Dataset entries
________
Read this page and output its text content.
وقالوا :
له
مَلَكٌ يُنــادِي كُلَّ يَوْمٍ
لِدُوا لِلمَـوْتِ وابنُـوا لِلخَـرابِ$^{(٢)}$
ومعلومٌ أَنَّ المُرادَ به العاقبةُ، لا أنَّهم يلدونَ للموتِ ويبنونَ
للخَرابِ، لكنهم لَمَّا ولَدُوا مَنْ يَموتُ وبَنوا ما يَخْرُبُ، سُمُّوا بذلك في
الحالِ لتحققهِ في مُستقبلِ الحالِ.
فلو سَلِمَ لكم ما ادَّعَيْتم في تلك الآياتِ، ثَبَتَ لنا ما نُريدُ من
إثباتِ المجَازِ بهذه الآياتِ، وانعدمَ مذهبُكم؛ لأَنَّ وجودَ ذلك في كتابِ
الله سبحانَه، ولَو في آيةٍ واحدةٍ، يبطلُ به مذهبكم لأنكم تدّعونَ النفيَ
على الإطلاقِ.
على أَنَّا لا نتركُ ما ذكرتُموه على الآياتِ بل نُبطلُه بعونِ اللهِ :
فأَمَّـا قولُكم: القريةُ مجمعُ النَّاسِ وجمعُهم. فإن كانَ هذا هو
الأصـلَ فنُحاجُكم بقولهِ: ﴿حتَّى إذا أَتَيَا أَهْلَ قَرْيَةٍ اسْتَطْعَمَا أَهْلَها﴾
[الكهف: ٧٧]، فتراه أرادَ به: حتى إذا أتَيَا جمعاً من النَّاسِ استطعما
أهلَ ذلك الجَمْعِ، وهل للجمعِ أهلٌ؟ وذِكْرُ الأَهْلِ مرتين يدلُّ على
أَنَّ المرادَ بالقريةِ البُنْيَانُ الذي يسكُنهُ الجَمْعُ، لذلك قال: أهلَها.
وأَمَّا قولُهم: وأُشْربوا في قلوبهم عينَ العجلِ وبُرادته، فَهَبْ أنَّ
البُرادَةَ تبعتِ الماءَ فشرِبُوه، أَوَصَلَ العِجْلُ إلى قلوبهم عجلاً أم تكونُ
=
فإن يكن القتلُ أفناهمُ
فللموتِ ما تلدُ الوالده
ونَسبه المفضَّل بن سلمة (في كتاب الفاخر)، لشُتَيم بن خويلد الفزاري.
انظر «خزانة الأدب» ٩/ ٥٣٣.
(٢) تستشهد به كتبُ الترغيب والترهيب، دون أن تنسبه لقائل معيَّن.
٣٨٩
________
Using the entries above, please restate each one word for word.

Read this page and output its text content.
وقالوا :
له
مَلَكٌ يُنــادِي كُلَّ يَوْمٍ
لِدُوا لِلمَـوْتِ وابنُـوا لِلخَـرابِ$^{(٢)}$
ومعلومٌ أَنَّ المُرادَ به العاقبةُ، لا أنَّهم يلدونَ للموتِ ويبنونَ
للخَرابِ، لكنهم لَمَّا ولَدُوا مَنْ يَموتُ وبَنوا ما يَخْرُبُ، سُمُّوا بذلك في
الحالِ لتحققهِ في مُستقبلِ الحالِ.
فلو سَلِمَ لكم ما ادَّعَيْتم في تلك الآياتِ، ثَبَتَ لنا ما نُريدُ من
إثباتِ المجَازِ بهذه الآياتِ، وانعدمَ مذهبُكم؛ لأَنَّ وجودَ ذلك في كتابِ
الله سبحانَه، ولَو في آيةٍ واحدةٍ، يبطلُ به مذهبكم لأنكم تدّعونَ النفيَ
على الإطلاقِ.
على أَنَّا لا نتركُ ما ذكرتُموه على الآياتِ بل نُبطلُه بعونِ اللهِ :
فأَمَّـا قولُكم: القريةُ مجمعُ النَّاسِ وجمعُهم. فإن كانَ هذا هو
الأصـلَ فنُحاجُكم بقولهِ: ﴿حتَّى إذا أَتَيَا أَهْلَ قَرْيَةٍ اسْتَطْعَمَا أَهْلَها﴾
[الكهف: ٧٧]، فتراه أرادَ به: حتى إذا أتَيَا جمعاً من النَّاسِ استطعما
أهلَ ذلك الجَمْعِ، وهل للجمعِ أهلٌ؟ وذِكْرُ الأَهْلِ مرتين يدلُّ على
أَنَّ المرادَ بالقريةِ البُنْيَانُ الذي يسكُنهُ الجَمْعُ، لذلك قال: أهلَها.
وأَمَّا قولُهم: وأُشْربوا في قلوبهم عينَ العجلِ وبُرادته، فَهَبْ أنَّ
البُرادَةَ تبعتِ الماءَ فشرِبُوه، أَوَصَلَ العِجْلُ إلى قلوبهم عجلاً أم تكونُ
=
فإن يكن القتلُ أفناهمُ
فللموتِ ما تلدُ الوالده
ونَسبه المفضَّل بن سلمة (في كتاب الفاخر)، لشُتَيم بن خويلد الفزاري.
انظر «خزانة الأدب» ٩/ ٥٣٣.
(٢) تستشهد به كتبُ الترغيب والترهيب، دون أن تنسبه لقائل معيَّن.
٣٨٩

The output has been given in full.